Written instruction. Select and reproduce each line of the listing below that bears the string "JSON".

Figure contents as structured data
------------------------------------------------------------------------
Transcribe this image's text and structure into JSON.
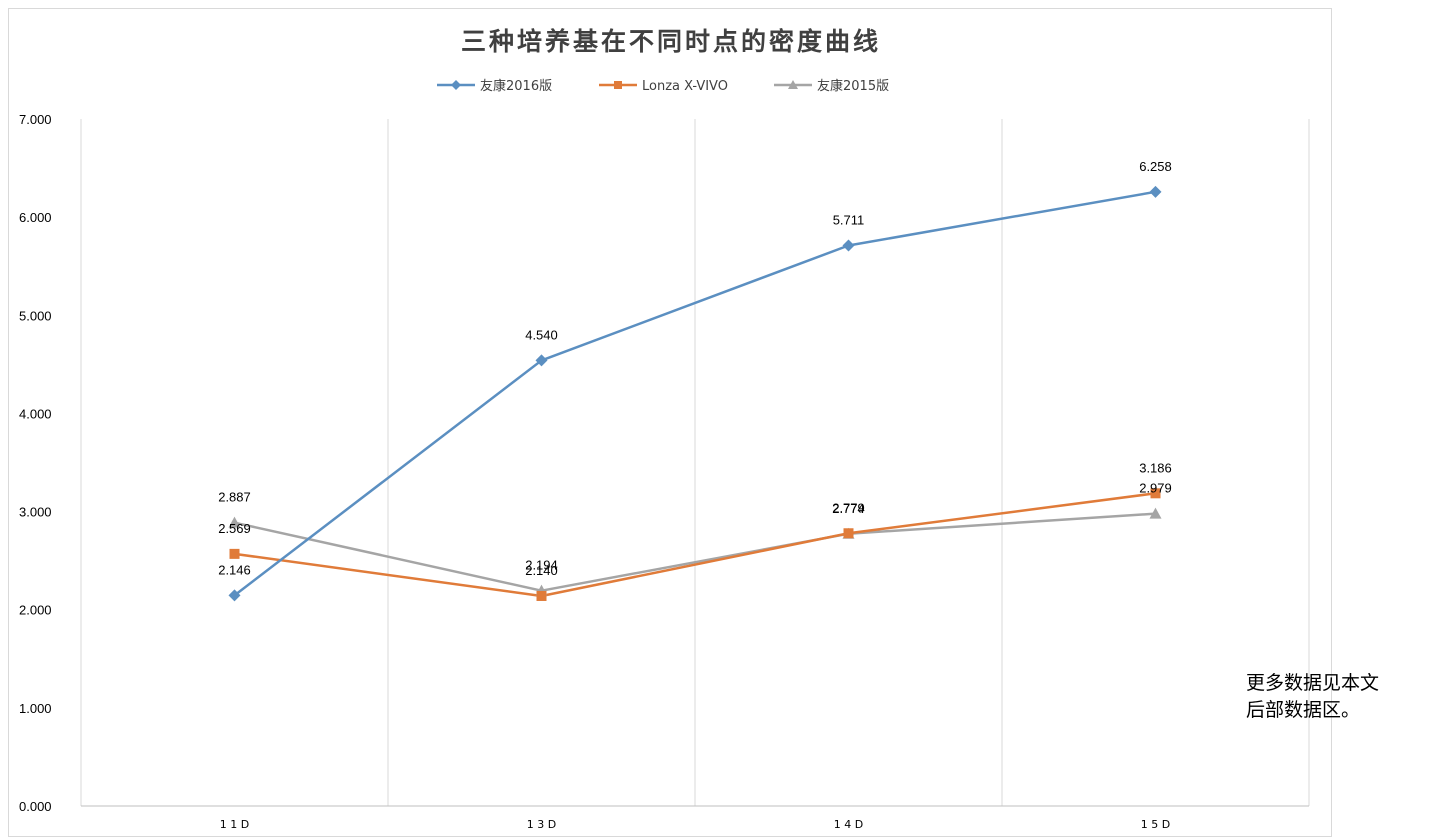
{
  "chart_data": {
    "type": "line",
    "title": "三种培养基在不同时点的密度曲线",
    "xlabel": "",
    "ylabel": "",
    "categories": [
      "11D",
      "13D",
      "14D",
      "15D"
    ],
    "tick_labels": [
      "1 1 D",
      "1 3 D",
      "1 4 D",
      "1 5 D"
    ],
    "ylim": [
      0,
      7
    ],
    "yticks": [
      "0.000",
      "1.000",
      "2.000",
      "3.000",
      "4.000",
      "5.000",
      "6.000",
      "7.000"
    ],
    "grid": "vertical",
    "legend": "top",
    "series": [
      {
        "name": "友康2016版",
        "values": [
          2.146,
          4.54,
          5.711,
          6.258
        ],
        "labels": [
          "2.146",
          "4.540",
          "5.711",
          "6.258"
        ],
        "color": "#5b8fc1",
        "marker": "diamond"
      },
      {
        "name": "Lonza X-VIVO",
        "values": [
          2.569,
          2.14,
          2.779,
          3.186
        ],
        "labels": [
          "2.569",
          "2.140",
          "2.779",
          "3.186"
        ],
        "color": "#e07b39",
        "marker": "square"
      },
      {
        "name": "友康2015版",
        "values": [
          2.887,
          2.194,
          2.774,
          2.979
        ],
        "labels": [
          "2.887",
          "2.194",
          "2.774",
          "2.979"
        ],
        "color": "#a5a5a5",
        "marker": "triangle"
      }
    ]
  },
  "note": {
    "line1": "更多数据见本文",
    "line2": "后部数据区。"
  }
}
------------------------------------------------------------------------
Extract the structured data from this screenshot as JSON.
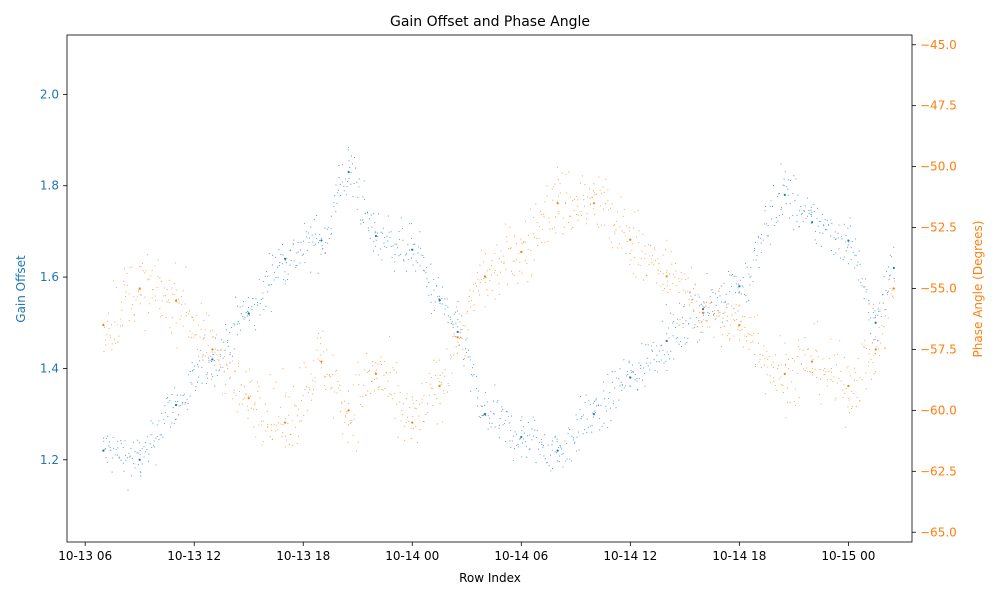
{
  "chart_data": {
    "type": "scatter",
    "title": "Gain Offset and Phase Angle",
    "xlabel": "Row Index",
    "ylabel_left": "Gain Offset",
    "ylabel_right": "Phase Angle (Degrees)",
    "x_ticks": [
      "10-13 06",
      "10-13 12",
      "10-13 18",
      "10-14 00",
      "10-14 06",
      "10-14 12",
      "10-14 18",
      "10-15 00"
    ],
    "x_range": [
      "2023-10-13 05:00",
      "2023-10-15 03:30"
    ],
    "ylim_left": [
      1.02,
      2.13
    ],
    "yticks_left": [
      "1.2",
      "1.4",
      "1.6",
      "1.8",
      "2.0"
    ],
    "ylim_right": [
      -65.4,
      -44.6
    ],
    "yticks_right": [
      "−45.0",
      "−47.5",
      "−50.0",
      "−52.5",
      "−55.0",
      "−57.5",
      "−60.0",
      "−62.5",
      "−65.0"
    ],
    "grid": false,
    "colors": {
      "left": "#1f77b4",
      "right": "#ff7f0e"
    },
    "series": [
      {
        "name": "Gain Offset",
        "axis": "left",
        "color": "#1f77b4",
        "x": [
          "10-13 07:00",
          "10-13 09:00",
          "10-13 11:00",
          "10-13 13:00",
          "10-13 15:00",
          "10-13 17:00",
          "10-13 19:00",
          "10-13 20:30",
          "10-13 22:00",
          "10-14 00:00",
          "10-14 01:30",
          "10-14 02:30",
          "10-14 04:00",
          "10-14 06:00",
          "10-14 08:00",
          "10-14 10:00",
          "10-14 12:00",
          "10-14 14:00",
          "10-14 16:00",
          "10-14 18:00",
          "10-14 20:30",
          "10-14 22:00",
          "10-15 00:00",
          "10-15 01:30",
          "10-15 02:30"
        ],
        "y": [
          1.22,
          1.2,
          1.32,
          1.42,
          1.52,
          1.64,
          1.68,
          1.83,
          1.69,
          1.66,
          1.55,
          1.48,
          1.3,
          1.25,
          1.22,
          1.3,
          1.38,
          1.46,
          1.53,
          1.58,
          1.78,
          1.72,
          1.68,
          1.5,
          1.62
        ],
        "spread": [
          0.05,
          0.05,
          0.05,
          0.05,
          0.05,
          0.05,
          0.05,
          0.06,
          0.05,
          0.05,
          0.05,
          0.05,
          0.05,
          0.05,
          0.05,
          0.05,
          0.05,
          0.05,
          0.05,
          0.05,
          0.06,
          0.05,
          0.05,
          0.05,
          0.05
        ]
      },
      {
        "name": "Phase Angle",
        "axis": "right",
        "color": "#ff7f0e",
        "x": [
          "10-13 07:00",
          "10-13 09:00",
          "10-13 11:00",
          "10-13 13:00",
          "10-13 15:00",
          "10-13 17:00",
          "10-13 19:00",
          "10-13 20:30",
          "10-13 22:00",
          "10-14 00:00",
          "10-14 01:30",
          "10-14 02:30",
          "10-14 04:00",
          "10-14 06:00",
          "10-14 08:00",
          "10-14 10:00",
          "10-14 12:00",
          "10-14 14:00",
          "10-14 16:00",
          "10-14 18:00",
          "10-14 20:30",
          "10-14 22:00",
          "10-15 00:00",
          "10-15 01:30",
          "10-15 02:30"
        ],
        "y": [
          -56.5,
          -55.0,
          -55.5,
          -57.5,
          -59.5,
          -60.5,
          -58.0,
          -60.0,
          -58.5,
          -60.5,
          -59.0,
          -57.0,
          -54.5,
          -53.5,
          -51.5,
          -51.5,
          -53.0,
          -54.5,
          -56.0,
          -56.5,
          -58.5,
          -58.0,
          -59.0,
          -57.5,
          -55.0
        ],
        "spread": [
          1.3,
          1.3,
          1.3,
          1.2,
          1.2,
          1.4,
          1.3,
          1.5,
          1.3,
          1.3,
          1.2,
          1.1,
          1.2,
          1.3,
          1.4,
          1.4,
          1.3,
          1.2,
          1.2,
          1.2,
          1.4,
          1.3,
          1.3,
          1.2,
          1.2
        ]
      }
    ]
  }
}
------------------------------------------------------------------------
Answer for the task.
Transcribe this image's text and structure into JSON.
Extract the structured data from this screenshot as JSON.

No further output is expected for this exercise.